* [Recorded information]
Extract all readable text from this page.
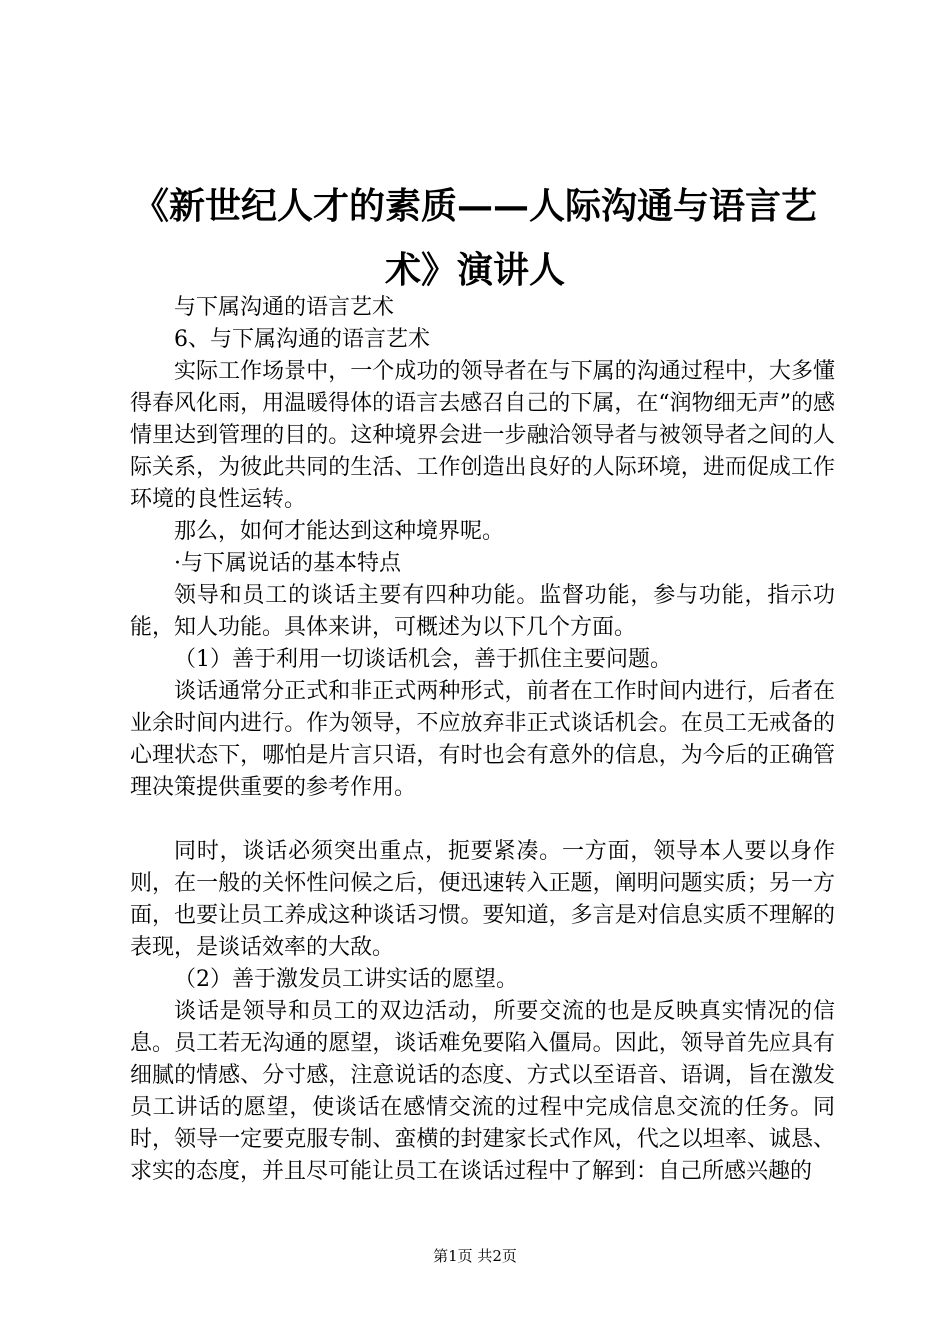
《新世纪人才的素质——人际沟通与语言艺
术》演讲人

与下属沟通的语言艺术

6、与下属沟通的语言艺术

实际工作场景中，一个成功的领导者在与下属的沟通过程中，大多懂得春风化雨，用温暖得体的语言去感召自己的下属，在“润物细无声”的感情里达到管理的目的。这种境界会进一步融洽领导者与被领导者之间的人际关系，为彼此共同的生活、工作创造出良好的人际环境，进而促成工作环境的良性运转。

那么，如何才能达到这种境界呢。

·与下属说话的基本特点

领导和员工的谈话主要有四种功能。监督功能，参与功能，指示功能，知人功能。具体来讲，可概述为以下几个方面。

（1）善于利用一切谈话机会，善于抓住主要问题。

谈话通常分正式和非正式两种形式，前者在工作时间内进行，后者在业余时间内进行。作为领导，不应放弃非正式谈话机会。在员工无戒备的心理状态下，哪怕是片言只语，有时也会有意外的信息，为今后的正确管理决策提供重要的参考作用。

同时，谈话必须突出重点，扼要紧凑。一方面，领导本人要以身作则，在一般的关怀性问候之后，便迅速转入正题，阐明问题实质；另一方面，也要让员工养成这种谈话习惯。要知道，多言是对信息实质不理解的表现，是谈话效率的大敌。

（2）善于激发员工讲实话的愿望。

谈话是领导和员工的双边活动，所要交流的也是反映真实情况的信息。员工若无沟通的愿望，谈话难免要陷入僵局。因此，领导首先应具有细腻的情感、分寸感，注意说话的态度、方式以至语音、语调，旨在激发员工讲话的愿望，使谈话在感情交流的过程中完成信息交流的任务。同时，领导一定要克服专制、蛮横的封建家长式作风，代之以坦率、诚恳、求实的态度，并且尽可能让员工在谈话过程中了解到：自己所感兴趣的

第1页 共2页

* [Task instructions]
Write out the listing above again, exactly, but with no pictures in the copy.

* [Full output]
Extract all readable text from this page.
《新世纪人才的素质——人际沟通与语言艺
术》演讲人

与下属沟通的语言艺术

6、与下属沟通的语言艺术

实际工作场景中，一个成功的领导者在与下属的沟通过程中，大多懂得春风化雨，用温暖得体的语言去感召自己的下属，在“润物细无声”的感情里达到管理的目的。这种境界会进一步融洽领导者与被领导者之间的人际关系，为彼此共同的生活、工作创造出良好的人际环境，进而促成工作环境的良性运转。

那么，如何才能达到这种境界呢。

·与下属说话的基本特点

领导和员工的谈话主要有四种功能。监督功能，参与功能，指示功能，知人功能。具体来讲，可概述为以下几个方面。

（1）善于利用一切谈话机会，善于抓住主要问题。

谈话通常分正式和非正式两种形式，前者在工作时间内进行，后者在业余时间内进行。作为领导，不应放弃非正式谈话机会。在员工无戒备的心理状态下，哪怕是片言只语，有时也会有意外的信息，为今后的正确管理决策提供重要的参考作用。

同时，谈话必须突出重点，扼要紧凑。一方面，领导本人要以身作则，在一般的关怀性问候之后，便迅速转入正题，阐明问题实质；另一方面，也要让员工养成这种谈话习惯。要知道，多言是对信息实质不理解的表现，是谈话效率的大敌。

（2）善于激发员工讲实话的愿望。

谈话是领导和员工的双边活动，所要交流的也是反映真实情况的信息。员工若无沟通的愿望，谈话难免要陷入僵局。因此，领导首先应具有细腻的情感、分寸感，注意说话的态度、方式以至语音、语调，旨在激发员工讲话的愿望，使谈话在感情交流的过程中完成信息交流的任务。同时，领导一定要克服专制、蛮横的封建家长式作风，代之以坦率、诚恳、求实的态度，并且尽可能让员工在谈话过程中了解到：自己所感兴趣的

第1页 共2页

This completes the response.